***** PROVIDED DATA

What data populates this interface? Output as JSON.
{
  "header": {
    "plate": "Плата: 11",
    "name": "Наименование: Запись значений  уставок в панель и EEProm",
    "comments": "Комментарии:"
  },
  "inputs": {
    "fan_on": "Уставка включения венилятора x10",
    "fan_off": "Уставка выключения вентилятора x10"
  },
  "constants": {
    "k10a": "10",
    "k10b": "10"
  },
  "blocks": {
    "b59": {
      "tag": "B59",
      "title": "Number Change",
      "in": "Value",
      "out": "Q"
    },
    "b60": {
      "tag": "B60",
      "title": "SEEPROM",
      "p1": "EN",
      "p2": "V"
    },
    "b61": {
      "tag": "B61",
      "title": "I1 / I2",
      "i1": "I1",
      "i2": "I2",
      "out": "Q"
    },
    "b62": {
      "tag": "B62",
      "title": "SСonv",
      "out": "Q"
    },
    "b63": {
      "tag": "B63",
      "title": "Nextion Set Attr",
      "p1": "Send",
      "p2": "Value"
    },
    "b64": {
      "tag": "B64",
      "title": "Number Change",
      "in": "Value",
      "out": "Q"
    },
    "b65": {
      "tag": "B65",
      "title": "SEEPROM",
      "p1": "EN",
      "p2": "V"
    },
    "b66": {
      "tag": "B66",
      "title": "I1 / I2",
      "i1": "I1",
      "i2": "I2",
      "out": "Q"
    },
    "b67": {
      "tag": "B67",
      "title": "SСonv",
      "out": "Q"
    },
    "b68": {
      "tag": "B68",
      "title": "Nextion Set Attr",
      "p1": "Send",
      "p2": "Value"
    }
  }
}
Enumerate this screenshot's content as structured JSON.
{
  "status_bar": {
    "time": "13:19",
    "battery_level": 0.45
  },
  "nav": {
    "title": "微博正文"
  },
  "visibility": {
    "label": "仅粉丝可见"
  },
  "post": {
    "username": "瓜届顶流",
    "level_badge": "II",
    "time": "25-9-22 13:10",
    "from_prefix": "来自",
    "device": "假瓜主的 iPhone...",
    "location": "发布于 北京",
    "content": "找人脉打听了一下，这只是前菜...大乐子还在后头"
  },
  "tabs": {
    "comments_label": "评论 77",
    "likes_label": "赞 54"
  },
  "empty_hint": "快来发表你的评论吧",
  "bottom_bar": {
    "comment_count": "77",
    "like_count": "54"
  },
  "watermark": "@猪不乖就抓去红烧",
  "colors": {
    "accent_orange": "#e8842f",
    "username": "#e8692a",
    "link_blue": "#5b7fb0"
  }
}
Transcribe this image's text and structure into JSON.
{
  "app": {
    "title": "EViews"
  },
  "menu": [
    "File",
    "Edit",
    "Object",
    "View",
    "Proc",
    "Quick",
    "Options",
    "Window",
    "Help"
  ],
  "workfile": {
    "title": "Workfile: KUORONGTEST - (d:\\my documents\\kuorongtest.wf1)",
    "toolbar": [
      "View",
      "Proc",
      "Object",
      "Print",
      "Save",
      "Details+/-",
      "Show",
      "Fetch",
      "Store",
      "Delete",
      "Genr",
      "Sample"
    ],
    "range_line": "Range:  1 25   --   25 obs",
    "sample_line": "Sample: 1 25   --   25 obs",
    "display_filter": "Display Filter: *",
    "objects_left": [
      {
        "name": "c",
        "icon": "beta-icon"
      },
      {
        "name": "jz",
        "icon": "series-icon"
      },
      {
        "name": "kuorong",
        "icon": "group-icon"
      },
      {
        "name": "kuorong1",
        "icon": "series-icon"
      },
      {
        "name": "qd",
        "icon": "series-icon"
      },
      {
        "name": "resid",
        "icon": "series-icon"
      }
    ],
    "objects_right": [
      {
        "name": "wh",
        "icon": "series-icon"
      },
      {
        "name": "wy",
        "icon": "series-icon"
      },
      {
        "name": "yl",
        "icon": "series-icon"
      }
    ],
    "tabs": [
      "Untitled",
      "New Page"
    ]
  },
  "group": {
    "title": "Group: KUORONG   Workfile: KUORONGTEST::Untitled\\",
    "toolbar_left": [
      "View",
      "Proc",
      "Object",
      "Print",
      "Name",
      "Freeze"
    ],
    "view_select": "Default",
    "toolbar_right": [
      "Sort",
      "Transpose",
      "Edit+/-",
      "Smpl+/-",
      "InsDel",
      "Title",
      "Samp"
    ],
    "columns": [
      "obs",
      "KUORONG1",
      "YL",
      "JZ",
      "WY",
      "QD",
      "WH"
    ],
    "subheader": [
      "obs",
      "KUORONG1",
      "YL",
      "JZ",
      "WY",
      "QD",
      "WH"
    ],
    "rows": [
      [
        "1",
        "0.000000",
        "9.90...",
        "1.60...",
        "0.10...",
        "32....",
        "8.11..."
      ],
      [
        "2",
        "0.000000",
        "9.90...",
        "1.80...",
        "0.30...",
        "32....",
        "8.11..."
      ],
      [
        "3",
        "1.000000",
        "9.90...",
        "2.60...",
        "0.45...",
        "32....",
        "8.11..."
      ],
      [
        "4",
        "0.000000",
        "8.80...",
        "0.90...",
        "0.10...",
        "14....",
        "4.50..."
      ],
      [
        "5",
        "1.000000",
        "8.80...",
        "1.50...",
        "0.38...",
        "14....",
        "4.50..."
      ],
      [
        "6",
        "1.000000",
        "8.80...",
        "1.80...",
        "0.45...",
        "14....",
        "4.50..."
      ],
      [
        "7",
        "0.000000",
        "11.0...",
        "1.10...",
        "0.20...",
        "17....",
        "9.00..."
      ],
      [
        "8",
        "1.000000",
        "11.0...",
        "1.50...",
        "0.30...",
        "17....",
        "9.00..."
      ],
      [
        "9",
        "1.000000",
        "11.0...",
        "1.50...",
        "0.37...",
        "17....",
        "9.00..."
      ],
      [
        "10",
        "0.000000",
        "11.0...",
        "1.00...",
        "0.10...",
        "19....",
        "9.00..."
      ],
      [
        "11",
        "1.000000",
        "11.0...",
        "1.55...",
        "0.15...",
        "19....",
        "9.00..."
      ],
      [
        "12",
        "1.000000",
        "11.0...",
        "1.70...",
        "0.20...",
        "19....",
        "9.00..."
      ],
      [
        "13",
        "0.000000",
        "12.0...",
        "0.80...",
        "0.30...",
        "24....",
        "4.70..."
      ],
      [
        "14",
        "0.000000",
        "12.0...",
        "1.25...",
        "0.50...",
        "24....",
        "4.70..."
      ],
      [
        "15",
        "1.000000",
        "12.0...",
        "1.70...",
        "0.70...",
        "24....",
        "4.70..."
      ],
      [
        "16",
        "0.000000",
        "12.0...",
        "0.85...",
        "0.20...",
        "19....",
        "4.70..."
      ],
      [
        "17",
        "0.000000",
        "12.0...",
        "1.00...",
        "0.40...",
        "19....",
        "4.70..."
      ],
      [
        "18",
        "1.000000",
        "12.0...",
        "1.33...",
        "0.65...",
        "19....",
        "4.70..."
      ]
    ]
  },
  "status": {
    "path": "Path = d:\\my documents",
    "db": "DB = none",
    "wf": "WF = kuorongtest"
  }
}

**********

DIRECTIONS FOR THIS TASK. Every line of the material must be returned exactly as it appears.

COMPLETE RESPONSE.
What data populates this interface? Output as JSON.
{
  "header": {
    "plate": "Плата: 11",
    "name": "Наименование: Запись значений  уставок в панель и EEProm",
    "comments": "Комментарии:"
  },
  "inputs": {
    "fan_on": "Уставка включения венилятора x10",
    "fan_off": "Уставка выключения вентилятора x10"
  },
  "constants": {
    "k10a": "10",
    "k10b": "10"
  },
  "blocks": {
    "b59": {
      "tag": "B59",
      "title": "Number Change",
      "in": "Value",
      "out": "Q"
    },
    "b60": {
      "tag": "B60",
      "title": "SEEPROM",
      "p1": "EN",
      "p2": "V"
    },
    "b61": {
      "tag": "B61",
      "title": "I1 / I2",
      "i1": "I1",
      "i2": "I2",
      "out": "Q"
    },
    "b62": {
      "tag": "B62",
      "title": "SСonv",
      "out": "Q"
    },
    "b63": {
      "tag": "B63",
      "title": "Nextion Set Attr",
      "p1": "Send",
      "p2": "Value"
    },
    "b64": {
      "tag": "B64",
      "title": "Number Change",
      "in": "Value",
      "out": "Q"
    },
    "b65": {
      "tag": "B65",
      "title": "SEEPROM",
      "p1": "EN",
      "p2": "V"
    },
    "b66": {
      "tag": "B66",
      "title": "I1 / I2",
      "i1": "I1",
      "i2": "I2",
      "out": "Q"
    },
    "b67": {
      "tag": "B67",
      "title": "SСonv",
      "out": "Q"
    },
    "b68": {
      "tag": "B68",
      "title": "Nextion Set Attr",
      "p1": "Send",
      "p2": "Value"
    }
  }
}
Enumerate this screenshot's content as structured JSON.
{
  "status_bar": {
    "time": "13:19",
    "battery_level": 0.45
  },
  "nav": {
    "title": "微博正文"
  },
  "visibility": {
    "label": "仅粉丝可见"
  },
  "post": {
    "username": "瓜届顶流",
    "level_badge": "II",
    "time": "25-9-22 13:10",
    "from_prefix": "来自",
    "device": "假瓜主的 iPhone...",
    "location": "发布于 北京",
    "content": "找人脉打听了一下，这只是前菜...大乐子还在后头"
  },
  "tabs": {
    "comments_label": "评论 77",
    "likes_label": "赞 54"
  },
  "empty_hint": "快来发表你的评论吧",
  "bottom_bar": {
    "comment_count": "77",
    "like_count": "54"
  },
  "watermark": "@猪不乖就抓去红烧",
  "colors": {
    "accent_orange": "#e8842f",
    "username": "#e8692a",
    "link_blue": "#5b7fb0"
  }
}
Transcribe this image's text and structure into JSON.
{
  "app": {
    "title": "EViews"
  },
  "menu": [
    "File",
    "Edit",
    "Object",
    "View",
    "Proc",
    "Quick",
    "Options",
    "Window",
    "Help"
  ],
  "workfile": {
    "title": "Workfile: KUORONGTEST - (d:\\my documents\\kuorongtest.wf1)",
    "toolbar": [
      "View",
      "Proc",
      "Object",
      "Print",
      "Save",
      "Details+/-",
      "Show",
      "Fetch",
      "Store",
      "Delete",
      "Genr",
      "Sample"
    ],
    "range_line": "Range:  1 25   --   25 obs",
    "sample_line": "Sample: 1 25   --   25 obs",
    "display_filter": "Display Filter: *",
    "objects_left": [
      {
        "name": "c",
        "icon": "beta-icon"
      },
      {
        "name": "jz",
        "icon": "series-icon"
      },
      {
        "name": "kuorong",
        "icon": "group-icon"
      },
      {
        "name": "kuorong1",
        "icon": "series-icon"
      },
      {
        "name": "qd",
        "icon": "series-icon"
      },
      {
        "name": "resid",
        "icon": "series-icon"
      }
    ],
    "objects_right": [
      {
        "name": "wh",
        "icon": "series-icon"
      },
      {
        "name": "wy",
        "icon": "series-icon"
      },
      {
        "name": "yl",
        "icon": "series-icon"
      }
    ],
    "tabs": [
      "Untitled",
      "New Page"
    ]
  },
  "group": {
    "title": "Group: KUORONG   Workfile: KUORONGTEST::Untitled\\",
    "toolbar_left": [
      "View",
      "Proc",
      "Object",
      "Print",
      "Name",
      "Freeze"
    ],
    "view_select": "Default",
    "toolbar_right": [
      "Sort",
      "Transpose",
      "Edit+/-",
      "Smpl+/-",
      "InsDel",
      "Title",
      "Samp"
    ],
    "columns": [
      "obs",
      "KUORONG1",
      "YL",
      "JZ",
      "WY",
      "QD",
      "WH"
    ],
    "subheader": [
      "obs",
      "KUORONG1",
      "YL",
      "JZ",
      "WY",
      "QD",
      "WH"
    ],
    "rows": [
      [
        "1",
        "0.000000",
        "9.90...",
        "1.60...",
        "0.10...",
        "32....",
        "8.11..."
      ],
      [
        "2",
        "0.000000",
        "9.90...",
        "1.80...",
        "0.30...",
        "32....",
        "8.11..."
      ],
      [
        "3",
        "1.000000",
        "9.90...",
        "2.60...",
        "0.45...",
        "32....",
        "8.11..."
      ],
      [
        "4",
        "0.000000",
        "8.80...",
        "0.90...",
        "0.10...",
        "14....",
        "4.50..."
      ],
      [
        "5",
        "1.000000",
        "8.80...",
        "1.50...",
        "0.38...",
        "14....",
        "4.50..."
      ],
      [
        "6",
        "1.000000",
        "8.80...",
        "1.80...",
        "0.45...",
        "14....",
        "4.50..."
      ],
      [
        "7",
        "0.000000",
        "11.0...",
        "1.10...",
        "0.20...",
        "17....",
        "9.00..."
      ],
      [
        "8",
        "1.000000",
        "11.0...",
        "1.50...",
        "0.30...",
        "17....",
        "9.00..."
      ],
      [
        "9",
        "1.000000",
        "11.0...",
        "1.50...",
        "0.37...",
        "17....",
        "9.00..."
      ],
      [
        "10",
        "0.000000",
        "11.0...",
        "1.00...",
        "0.10...",
        "19....",
        "9.00..."
      ],
      [
        "11",
        "1.000000",
        "11.0...",
        "1.55...",
        "0.15...",
        "19....",
        "9.00..."
      ],
      [
        "12",
        "1.000000",
        "11.0...",
        "1.70...",
        "0.20...",
        "19....",
        "9.00..."
      ],
      [
        "13",
        "0.000000",
        "12.0...",
        "0.80...",
        "0.30...",
        "24....",
        "4.70..."
      ],
      [
        "14",
        "0.000000",
        "12.0...",
        "1.25...",
        "0.50...",
        "24....",
        "4.70..."
      ],
      [
        "15",
        "1.000000",
        "12.0...",
        "1.70...",
        "0.70...",
        "24....",
        "4.70..."
      ],
      [
        "16",
        "0.000000",
        "12.0...",
        "0.85...",
        "0.20...",
        "19....",
        "4.70..."
      ],
      [
        "17",
        "0.000000",
        "12.0...",
        "1.00...",
        "0.40...",
        "19....",
        "4.70..."
      ],
      [
        "18",
        "1.000000",
        "12.0...",
        "1.33...",
        "0.65...",
        "19....",
        "4.70..."
      ]
    ]
  },
  "status": {
    "path": "Path = d:\\my documents",
    "db": "DB = none",
    "wf": "WF = kuorongtest"
  }
}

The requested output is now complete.